_EXERCISE DESCRIPTION_.
Set down the full listing exactly as given. Any pictures are to be left out.

○ ○ ○ ○ ○ ○ ○

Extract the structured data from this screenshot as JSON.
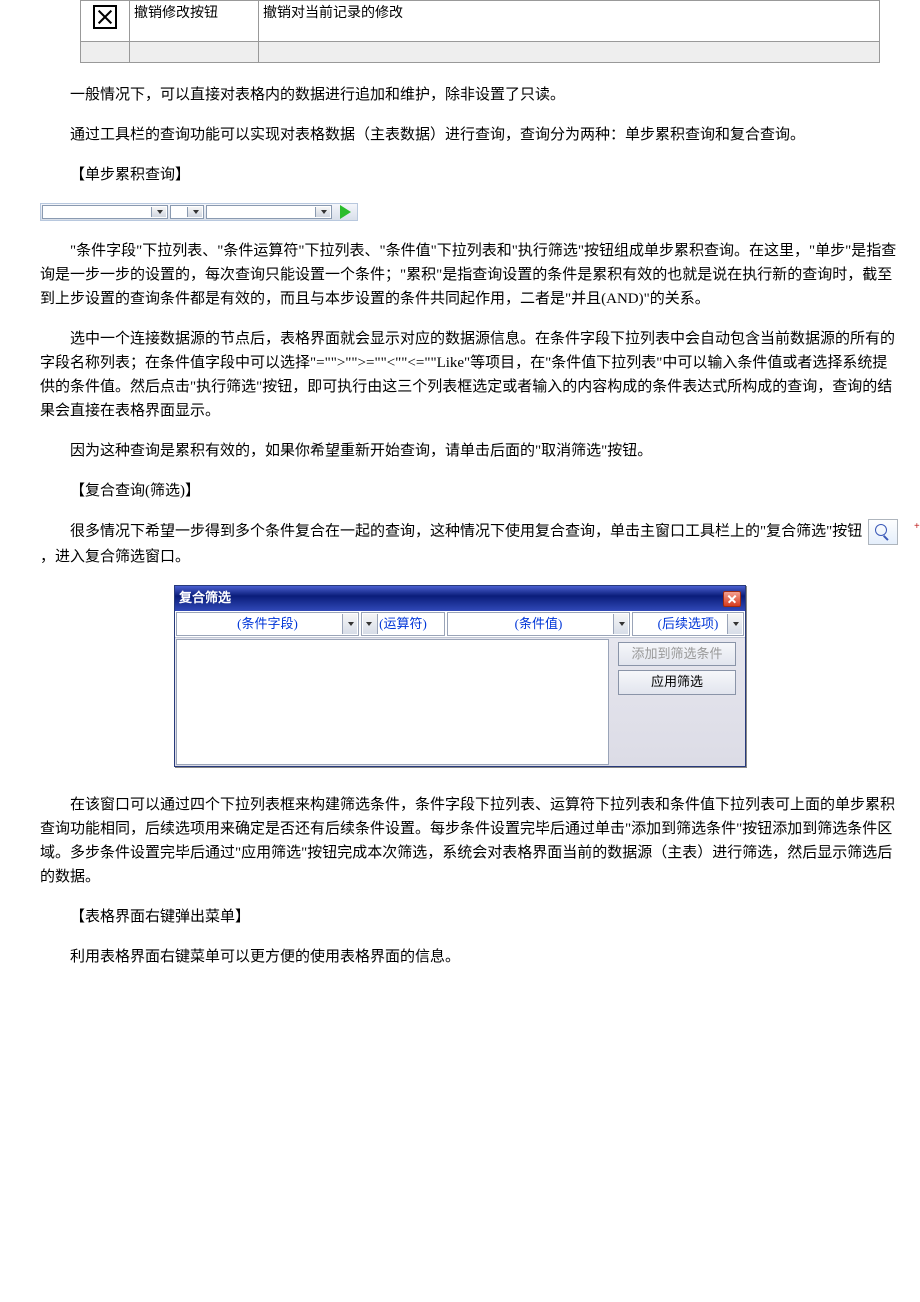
{
  "top_table": {
    "col2": "撤销修改按钮",
    "col3": "撤销对当前记录的修改"
  },
  "p1": "一般情况下，可以直接对表格内的数据进行追加和维护，除非设置了只读。",
  "p2": "通过工具栏的查询功能可以实现对表格数据（主表数据）进行查询，查询分为两种：单步累积查询和复合查询。",
  "h1": "【单步累积查询】",
  "p3": "\"条件字段\"下拉列表、\"条件运算符\"下拉列表、\"条件值\"下拉列表和\"执行筛选\"按钮组成单步累积查询。在这里，\"单步\"是指查询是一步一步的设置的，每次查询只能设置一个条件；\"累积\"是指查询设置的条件是累积有效的也就是说在执行新的查询时，截至到上步设置的查询条件都是有效的，而且与本步设置的条件共同起作用，二者是\"并且(AND)\"的关系。",
  "p4": "选中一个连接数据源的节点后，表格界面就会显示对应的数据源信息。在条件字段下拉列表中会自动包含当前数据源的所有的字段名称列表；在条件值字段中可以选择\"=\"\">\"\">=\"\"<\"\"<=\"\"Like\"等项目，在\"条件值下拉列表\"中可以输入条件值或者选择系统提供的条件值。然后点击\"执行筛选\"按钮，即可执行由这三个列表框选定或者输入的内容构成的条件表达式所构成的查询，查询的结果会直接在表格界面显示。",
  "p5": "因为这种查询是累积有效的，如果你希望重新开始查询，请单击后面的\"取消筛选\"按钮。",
  "h2": "【复合查询(筛选)】",
  "p6a": "很多情况下希望一步得到多个条件复合在一起的查询，这种情况下使用复合查询，单击主窗口工具栏上的\"复合筛选\"按钮",
  "p6b": "，进入复合筛选窗口。",
  "dialog": {
    "title": "复合筛选",
    "field": "(条件字段)",
    "operator": "(运算符)",
    "value": "(条件值)",
    "next": "(后续选项)",
    "btn_add": "添加到筛选条件",
    "btn_apply": "应用筛选"
  },
  "p7": "在该窗口可以通过四个下拉列表框来构建筛选条件，条件字段下拉列表、运算符下拉列表和条件值下拉列表可上面的单步累积查询功能相同，后续选项用来确定是否还有后续条件设置。每步条件设置完毕后通过单击\"添加到筛选条件\"按钮添加到筛选条件区域。多步条件设置完毕后通过\"应用筛选\"按钮完成本次筛选，系统会对表格界面当前的数据源（主表）进行筛选，然后显示筛选后的数据。",
  "h3": "【表格界面右键弹出菜单】",
  "p8": "利用表格界面右键菜单可以更方便的使用表格界面的信息。"
}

○ ○ ○ ○ ○ ○ ○

_THE COMPLETED TASK_.
Extract the structured data from this screenshot as JSON.
{
  "top_table": {
    "col2": "撤销修改按钮",
    "col3": "撤销对当前记录的修改"
  },
  "p1": "一般情况下，可以直接对表格内的数据进行追加和维护，除非设置了只读。",
  "p2": "通过工具栏的查询功能可以实现对表格数据（主表数据）进行查询，查询分为两种：单步累积查询和复合查询。",
  "h1": "【单步累积查询】",
  "p3": "\"条件字段\"下拉列表、\"条件运算符\"下拉列表、\"条件值\"下拉列表和\"执行筛选\"按钮组成单步累积查询。在这里，\"单步\"是指查询是一步一步的设置的，每次查询只能设置一个条件；\"累积\"是指查询设置的条件是累积有效的也就是说在执行新的查询时，截至到上步设置的查询条件都是有效的，而且与本步设置的条件共同起作用，二者是\"并且(AND)\"的关系。",
  "p4": "选中一个连接数据源的节点后，表格界面就会显示对应的数据源信息。在条件字段下拉列表中会自动包含当前数据源的所有的字段名称列表；在条件值字段中可以选择\"=\"\">\"\">=\"\"<\"\"<=\"\"Like\"等项目，在\"条件值下拉列表\"中可以输入条件值或者选择系统提供的条件值。然后点击\"执行筛选\"按钮，即可执行由这三个列表框选定或者输入的内容构成的条件表达式所构成的查询，查询的结果会直接在表格界面显示。",
  "p5": "因为这种查询是累积有效的，如果你希望重新开始查询，请单击后面的\"取消筛选\"按钮。",
  "h2": "【复合查询(筛选)】",
  "p6a": "很多情况下希望一步得到多个条件复合在一起的查询，这种情况下使用复合查询，单击主窗口工具栏上的\"复合筛选\"按钮",
  "p6b": "，进入复合筛选窗口。",
  "dialog": {
    "title": "复合筛选",
    "field": "(条件字段)",
    "operator": "(运算符)",
    "value": "(条件值)",
    "next": "(后续选项)",
    "btn_add": "添加到筛选条件",
    "btn_apply": "应用筛选"
  },
  "p7": "在该窗口可以通过四个下拉列表框来构建筛选条件，条件字段下拉列表、运算符下拉列表和条件值下拉列表可上面的单步累积查询功能相同，后续选项用来确定是否还有后续条件设置。每步条件设置完毕后通过单击\"添加到筛选条件\"按钮添加到筛选条件区域。多步条件设置完毕后通过\"应用筛选\"按钮完成本次筛选，系统会对表格界面当前的数据源（主表）进行筛选，然后显示筛选后的数据。",
  "h3": "【表格界面右键弹出菜单】",
  "p8": "利用表格界面右键菜单可以更方便的使用表格界面的信息。"
}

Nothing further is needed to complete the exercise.